▶ Record list
== == ==

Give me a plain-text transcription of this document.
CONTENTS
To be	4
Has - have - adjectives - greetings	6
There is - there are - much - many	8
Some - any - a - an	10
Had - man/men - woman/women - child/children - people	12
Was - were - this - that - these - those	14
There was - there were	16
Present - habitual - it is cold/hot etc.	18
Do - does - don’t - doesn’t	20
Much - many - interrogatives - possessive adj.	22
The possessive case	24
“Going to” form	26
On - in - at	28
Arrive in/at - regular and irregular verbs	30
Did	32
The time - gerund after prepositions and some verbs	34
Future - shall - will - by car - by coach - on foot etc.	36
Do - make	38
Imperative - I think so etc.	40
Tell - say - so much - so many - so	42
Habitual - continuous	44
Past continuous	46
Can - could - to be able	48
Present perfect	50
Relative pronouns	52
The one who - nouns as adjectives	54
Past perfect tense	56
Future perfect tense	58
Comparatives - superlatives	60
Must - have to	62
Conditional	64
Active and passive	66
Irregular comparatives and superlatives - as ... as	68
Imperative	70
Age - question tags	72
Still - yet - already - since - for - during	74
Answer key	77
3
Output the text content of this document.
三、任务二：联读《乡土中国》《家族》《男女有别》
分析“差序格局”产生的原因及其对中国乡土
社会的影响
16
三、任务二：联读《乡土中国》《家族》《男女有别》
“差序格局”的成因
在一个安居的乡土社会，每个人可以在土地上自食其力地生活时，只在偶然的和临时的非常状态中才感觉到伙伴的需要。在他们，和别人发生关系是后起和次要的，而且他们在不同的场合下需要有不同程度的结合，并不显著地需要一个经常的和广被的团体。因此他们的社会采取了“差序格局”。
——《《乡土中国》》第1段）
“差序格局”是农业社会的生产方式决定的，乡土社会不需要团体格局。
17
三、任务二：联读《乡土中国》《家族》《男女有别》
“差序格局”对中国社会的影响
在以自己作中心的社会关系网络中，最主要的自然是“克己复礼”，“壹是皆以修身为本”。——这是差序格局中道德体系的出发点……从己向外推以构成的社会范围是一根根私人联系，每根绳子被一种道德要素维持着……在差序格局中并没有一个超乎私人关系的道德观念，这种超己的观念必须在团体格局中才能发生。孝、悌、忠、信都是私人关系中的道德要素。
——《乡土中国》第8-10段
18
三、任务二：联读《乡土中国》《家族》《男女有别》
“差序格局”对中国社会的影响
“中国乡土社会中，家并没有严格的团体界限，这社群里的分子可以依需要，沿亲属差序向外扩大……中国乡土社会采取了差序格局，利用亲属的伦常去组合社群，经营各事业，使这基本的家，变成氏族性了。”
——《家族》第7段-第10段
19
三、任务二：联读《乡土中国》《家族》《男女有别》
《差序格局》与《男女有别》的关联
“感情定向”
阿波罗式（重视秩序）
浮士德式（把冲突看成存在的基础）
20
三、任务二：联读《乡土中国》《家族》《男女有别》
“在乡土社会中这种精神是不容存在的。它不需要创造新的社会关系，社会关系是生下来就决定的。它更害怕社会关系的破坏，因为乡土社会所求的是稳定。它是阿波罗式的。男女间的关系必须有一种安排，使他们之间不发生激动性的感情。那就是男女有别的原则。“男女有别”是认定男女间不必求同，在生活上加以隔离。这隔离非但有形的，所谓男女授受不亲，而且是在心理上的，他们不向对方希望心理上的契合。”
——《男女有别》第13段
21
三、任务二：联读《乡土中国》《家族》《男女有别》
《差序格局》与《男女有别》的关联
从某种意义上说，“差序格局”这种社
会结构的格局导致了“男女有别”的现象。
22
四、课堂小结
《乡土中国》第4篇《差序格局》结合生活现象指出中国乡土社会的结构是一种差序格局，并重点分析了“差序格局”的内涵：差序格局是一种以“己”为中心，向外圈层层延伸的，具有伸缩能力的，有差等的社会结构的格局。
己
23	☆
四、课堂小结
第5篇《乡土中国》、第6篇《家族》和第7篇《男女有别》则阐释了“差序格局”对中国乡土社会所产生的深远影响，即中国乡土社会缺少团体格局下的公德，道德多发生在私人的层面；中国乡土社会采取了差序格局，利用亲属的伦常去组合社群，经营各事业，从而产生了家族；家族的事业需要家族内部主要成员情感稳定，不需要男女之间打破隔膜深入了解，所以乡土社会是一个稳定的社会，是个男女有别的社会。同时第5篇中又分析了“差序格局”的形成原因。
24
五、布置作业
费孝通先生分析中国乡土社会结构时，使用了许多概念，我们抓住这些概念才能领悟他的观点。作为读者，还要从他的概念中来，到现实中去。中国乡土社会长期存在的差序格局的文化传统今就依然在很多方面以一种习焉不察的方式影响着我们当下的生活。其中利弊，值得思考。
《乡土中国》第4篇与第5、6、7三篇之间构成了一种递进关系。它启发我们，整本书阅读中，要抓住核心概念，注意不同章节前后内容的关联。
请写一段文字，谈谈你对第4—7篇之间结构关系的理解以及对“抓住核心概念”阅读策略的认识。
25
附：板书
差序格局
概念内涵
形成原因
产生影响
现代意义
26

== == ==

▶ Aim
Looking at the entries above, say how many lines contain the word "Imperative". Only the number is wanted.

▶ Final result
2